_PROBLEM TO WORK ON_:
What follows is a block of records; reproduce all of it verbatim.
★ ★ ★
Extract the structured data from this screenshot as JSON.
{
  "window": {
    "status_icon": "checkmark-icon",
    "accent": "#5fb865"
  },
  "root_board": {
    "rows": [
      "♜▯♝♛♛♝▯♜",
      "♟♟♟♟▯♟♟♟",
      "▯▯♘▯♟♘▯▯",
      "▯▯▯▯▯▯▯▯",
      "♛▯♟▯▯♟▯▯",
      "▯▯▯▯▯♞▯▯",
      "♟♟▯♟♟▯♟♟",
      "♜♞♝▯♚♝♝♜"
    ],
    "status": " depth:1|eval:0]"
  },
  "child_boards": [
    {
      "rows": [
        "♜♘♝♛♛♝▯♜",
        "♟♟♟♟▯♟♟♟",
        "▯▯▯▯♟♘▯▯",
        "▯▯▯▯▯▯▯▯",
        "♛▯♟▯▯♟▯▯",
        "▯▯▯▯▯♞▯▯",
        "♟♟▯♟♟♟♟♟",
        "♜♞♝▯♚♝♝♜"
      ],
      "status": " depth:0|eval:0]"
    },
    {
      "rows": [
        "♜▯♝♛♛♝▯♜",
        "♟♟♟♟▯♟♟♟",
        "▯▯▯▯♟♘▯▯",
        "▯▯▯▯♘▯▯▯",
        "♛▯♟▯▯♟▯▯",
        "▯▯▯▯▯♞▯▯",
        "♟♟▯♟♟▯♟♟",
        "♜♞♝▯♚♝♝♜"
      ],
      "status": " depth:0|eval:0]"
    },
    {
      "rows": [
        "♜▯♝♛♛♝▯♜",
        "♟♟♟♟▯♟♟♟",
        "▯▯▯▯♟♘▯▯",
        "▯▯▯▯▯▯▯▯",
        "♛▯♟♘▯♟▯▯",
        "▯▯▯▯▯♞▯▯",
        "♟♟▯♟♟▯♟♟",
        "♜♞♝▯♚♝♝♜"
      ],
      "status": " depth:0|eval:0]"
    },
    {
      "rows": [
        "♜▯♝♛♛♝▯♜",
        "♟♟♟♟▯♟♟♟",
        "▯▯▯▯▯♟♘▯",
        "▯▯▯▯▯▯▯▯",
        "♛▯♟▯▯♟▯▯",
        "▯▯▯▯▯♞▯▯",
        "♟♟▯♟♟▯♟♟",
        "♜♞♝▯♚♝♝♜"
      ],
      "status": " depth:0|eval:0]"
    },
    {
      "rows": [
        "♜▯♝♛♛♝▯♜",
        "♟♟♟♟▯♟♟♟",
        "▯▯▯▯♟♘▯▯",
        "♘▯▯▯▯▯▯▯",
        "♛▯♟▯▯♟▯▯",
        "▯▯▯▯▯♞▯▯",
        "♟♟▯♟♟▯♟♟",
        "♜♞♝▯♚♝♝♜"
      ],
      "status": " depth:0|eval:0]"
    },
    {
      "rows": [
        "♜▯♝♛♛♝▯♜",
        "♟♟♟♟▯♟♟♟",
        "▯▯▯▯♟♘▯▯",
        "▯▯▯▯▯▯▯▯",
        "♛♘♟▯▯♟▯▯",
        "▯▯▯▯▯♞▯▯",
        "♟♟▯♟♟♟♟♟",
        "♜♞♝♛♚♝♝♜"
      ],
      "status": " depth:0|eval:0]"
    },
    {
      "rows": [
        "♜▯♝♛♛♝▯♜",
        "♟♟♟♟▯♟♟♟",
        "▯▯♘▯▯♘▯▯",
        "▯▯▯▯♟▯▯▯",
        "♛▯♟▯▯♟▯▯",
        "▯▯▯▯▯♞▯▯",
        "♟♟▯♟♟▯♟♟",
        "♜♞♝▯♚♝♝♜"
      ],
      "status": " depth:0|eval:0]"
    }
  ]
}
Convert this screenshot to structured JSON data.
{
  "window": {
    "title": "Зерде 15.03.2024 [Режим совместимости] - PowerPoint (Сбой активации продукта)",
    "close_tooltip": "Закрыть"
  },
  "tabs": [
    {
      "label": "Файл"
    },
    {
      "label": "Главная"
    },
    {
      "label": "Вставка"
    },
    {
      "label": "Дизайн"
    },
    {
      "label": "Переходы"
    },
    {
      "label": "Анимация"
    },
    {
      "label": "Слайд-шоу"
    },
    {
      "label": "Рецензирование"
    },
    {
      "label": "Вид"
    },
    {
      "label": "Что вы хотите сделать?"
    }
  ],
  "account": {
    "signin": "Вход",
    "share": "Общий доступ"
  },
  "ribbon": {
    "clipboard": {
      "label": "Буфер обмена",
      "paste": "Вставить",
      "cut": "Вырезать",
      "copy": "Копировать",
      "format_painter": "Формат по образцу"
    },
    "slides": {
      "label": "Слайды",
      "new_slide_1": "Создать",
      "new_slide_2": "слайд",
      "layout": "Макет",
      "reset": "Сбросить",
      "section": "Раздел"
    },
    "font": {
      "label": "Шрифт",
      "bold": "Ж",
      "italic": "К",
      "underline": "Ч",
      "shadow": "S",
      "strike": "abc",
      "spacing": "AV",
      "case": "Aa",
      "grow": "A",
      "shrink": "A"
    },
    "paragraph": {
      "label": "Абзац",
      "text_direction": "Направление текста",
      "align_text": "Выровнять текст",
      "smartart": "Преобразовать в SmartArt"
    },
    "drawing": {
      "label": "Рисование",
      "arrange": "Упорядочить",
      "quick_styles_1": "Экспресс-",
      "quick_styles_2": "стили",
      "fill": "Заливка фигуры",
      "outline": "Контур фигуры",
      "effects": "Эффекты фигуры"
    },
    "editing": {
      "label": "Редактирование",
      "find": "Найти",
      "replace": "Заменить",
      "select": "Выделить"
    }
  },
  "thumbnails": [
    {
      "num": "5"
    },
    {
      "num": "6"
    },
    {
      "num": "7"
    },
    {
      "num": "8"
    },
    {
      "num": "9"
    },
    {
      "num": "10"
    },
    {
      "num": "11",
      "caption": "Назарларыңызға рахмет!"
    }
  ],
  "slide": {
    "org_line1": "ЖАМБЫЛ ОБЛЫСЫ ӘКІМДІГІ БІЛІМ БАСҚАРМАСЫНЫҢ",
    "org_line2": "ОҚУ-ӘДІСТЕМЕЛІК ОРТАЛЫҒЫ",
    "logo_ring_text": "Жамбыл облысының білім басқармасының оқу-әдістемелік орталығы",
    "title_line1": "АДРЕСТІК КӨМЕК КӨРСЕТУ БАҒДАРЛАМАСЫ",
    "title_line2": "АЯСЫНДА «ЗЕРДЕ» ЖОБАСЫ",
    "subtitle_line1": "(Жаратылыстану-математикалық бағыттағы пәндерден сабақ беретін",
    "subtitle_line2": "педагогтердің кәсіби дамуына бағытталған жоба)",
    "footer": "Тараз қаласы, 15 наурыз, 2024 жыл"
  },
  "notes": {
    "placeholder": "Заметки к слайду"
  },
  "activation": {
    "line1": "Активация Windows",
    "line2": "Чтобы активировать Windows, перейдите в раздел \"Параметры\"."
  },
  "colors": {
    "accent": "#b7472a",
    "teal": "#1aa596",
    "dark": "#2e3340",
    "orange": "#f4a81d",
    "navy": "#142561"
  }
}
★ ★ ★
_OUTPUT FOR THIS EXERCISE_:
Extract the structured data from this screenshot as JSON.
{
  "window": {
    "status_icon": "checkmark-icon",
    "accent": "#5fb865"
  },
  "root_board": {
    "rows": [
      "♜▯♝♛♛♝▯♜",
      "♟♟♟♟▯♟♟♟",
      "▯▯♘▯♟♘▯▯",
      "▯▯▯▯▯▯▯▯",
      "♛▯♟▯▯♟▯▯",
      "▯▯▯▯▯♞▯▯",
      "♟♟▯♟♟▯♟♟",
      "♜♞♝▯♚♝♝♜"
    ],
    "status": " depth:1|eval:0]"
  },
  "child_boards": [
    {
      "rows": [
        "♜♘♝♛♛♝▯♜",
        "♟♟♟♟▯♟♟♟",
        "▯▯▯▯♟♘▯▯",
        "▯▯▯▯▯▯▯▯",
        "♛▯♟▯▯♟▯▯",
        "▯▯▯▯▯♞▯▯",
        "♟♟▯♟♟♟♟♟",
        "♜♞♝▯♚♝♝♜"
      ],
      "status": " depth:0|eval:0]"
    },
    {
      "rows": [
        "♜▯♝♛♛♝▯♜",
        "♟♟♟♟▯♟♟♟",
        "▯▯▯▯♟♘▯▯",
        "▯▯▯▯♘▯▯▯",
        "♛▯♟▯▯♟▯▯",
        "▯▯▯▯▯♞▯▯",
        "♟♟▯♟♟▯♟♟",
        "♜♞♝▯♚♝♝♜"
      ],
      "status": " depth:0|eval:0]"
    },
    {
      "rows": [
        "♜▯♝♛♛♝▯♜",
        "♟♟♟♟▯♟♟♟",
        "▯▯▯▯♟♘▯▯",
        "▯▯▯▯▯▯▯▯",
        "♛▯♟♘▯♟▯▯",
        "▯▯▯▯▯♞▯▯",
        "♟♟▯♟♟▯♟♟",
        "♜♞♝▯♚♝♝♜"
      ],
      "status": " depth:0|eval:0]"
    },
    {
      "rows": [
        "♜▯♝♛♛♝▯♜",
        "♟♟♟♟▯♟♟♟",
        "▯▯▯▯▯♟♘▯",
        "▯▯▯▯▯▯▯▯",
        "♛▯♟▯▯♟▯▯",
        "▯▯▯▯▯♞▯▯",
        "♟♟▯♟♟▯♟♟",
        "♜♞♝▯♚♝♝♜"
      ],
      "status": " depth:0|eval:0]"
    },
    {
      "rows": [
        "♜▯♝♛♛♝▯♜",
        "♟♟♟♟▯♟♟♟",
        "▯▯▯▯♟♘▯▯",
        "♘▯▯▯▯▯▯▯",
        "♛▯♟▯▯♟▯▯",
        "▯▯▯▯▯♞▯▯",
        "♟♟▯♟♟▯♟♟",
        "♜♞♝▯♚♝♝♜"
      ],
      "status": " depth:0|eval:0]"
    },
    {
      "rows": [
        "♜▯♝♛♛♝▯♜",
        "♟♟♟♟▯♟♟♟",
        "▯▯▯▯♟♘▯▯",
        "▯▯▯▯▯▯▯▯",
        "♛♘♟▯▯♟▯▯",
        "▯▯▯▯▯♞▯▯",
        "♟♟▯♟♟♟♟♟",
        "♜♞♝♛♚♝♝♜"
      ],
      "status": " depth:0|eval:0]"
    },
    {
      "rows": [
        "♜▯♝♛♛♝▯♜",
        "♟♟♟♟▯♟♟♟",
        "▯▯♘▯▯♘▯▯",
        "▯▯▯▯♟▯▯▯",
        "♛▯♟▯▯♟▯▯",
        "▯▯▯▯▯♞▯▯",
        "♟♟▯♟♟▯♟♟",
        "♜♞♝▯♚♝♝♜"
      ],
      "status": " depth:0|eval:0]"
    }
  ]
}
Convert this screenshot to structured JSON data.
{
  "window": {
    "title": "Зерде 15.03.2024 [Режим совместимости] - PowerPoint (Сбой активации продукта)",
    "close_tooltip": "Закрыть"
  },
  "tabs": [
    {
      "label": "Файл"
    },
    {
      "label": "Главная"
    },
    {
      "label": "Вставка"
    },
    {
      "label": "Дизайн"
    },
    {
      "label": "Переходы"
    },
    {
      "label": "Анимация"
    },
    {
      "label": "Слайд-шоу"
    },
    {
      "label": "Рецензирование"
    },
    {
      "label": "Вид"
    },
    {
      "label": "Что вы хотите сделать?"
    }
  ],
  "account": {
    "signin": "Вход",
    "share": "Общий доступ"
  },
  "ribbon": {
    "clipboard": {
      "label": "Буфер обмена",
      "paste": "Вставить",
      "cut": "Вырезать",
      "copy": "Копировать",
      "format_painter": "Формат по образцу"
    },
    "slides": {
      "label": "Слайды",
      "new_slide_1": "Создать",
      "new_slide_2": "слайд",
      "layout": "Макет",
      "reset": "Сбросить",
      "section": "Раздел"
    },
    "font": {
      "label": "Шрифт",
      "bold": "Ж",
      "italic": "К",
      "underline": "Ч",
      "shadow": "S",
      "strike": "abc",
      "spacing": "AV",
      "case": "Aa",
      "grow": "A",
      "shrink": "A"
    },
    "paragraph": {
      "label": "Абзац",
      "text_direction": "Направление текста",
      "align_text": "Выровнять текст",
      "smartart": "Преобразовать в SmartArt"
    },
    "drawing": {
      "label": "Рисование",
      "arrange": "Упорядочить",
      "quick_styles_1": "Экспресс-",
      "quick_styles_2": "стили",
      "fill": "Заливка фигуры",
      "outline": "Контур фигуры",
      "effects": "Эффекты фигуры"
    },
    "editing": {
      "label": "Редактирование",
      "find": "Найти",
      "replace": "Заменить",
      "select": "Выделить"
    }
  },
  "thumbnails": [
    {
      "num": "5"
    },
    {
      "num": "6"
    },
    {
      "num": "7"
    },
    {
      "num": "8"
    },
    {
      "num": "9"
    },
    {
      "num": "10"
    },
    {
      "num": "11",
      "caption": "Назарларыңызға рахмет!"
    }
  ],
  "slide": {
    "org_line1": "ЖАМБЫЛ ОБЛЫСЫ ӘКІМДІГІ БІЛІМ БАСҚАРМАСЫНЫҢ",
    "org_line2": "ОҚУ-ӘДІСТЕМЕЛІК ОРТАЛЫҒЫ",
    "logo_ring_text": "Жамбыл облысының білім басқармасының оқу-әдістемелік орталығы",
    "title_line1": "АДРЕСТІК КӨМЕК КӨРСЕТУ БАҒДАРЛАМАСЫ",
    "title_line2": "АЯСЫНДА «ЗЕРДЕ» ЖОБАСЫ",
    "subtitle_line1": "(Жаратылыстану-математикалық бағыттағы пәндерден сабақ беретін",
    "subtitle_line2": "педагогтердің кәсіби дамуына бағытталған жоба)",
    "footer": "Тараз қаласы, 15 наурыз, 2024 жыл"
  },
  "notes": {
    "placeholder": "Заметки к слайду"
  },
  "activation": {
    "line1": "Активация Windows",
    "line2": "Чтобы активировать Windows, перейдите в раздел \"Параметры\"."
  },
  "colors": {
    "accent": "#b7472a",
    "teal": "#1aa596",
    "dark": "#2e3340",
    "orange": "#f4a81d",
    "navy": "#142561"
  }
}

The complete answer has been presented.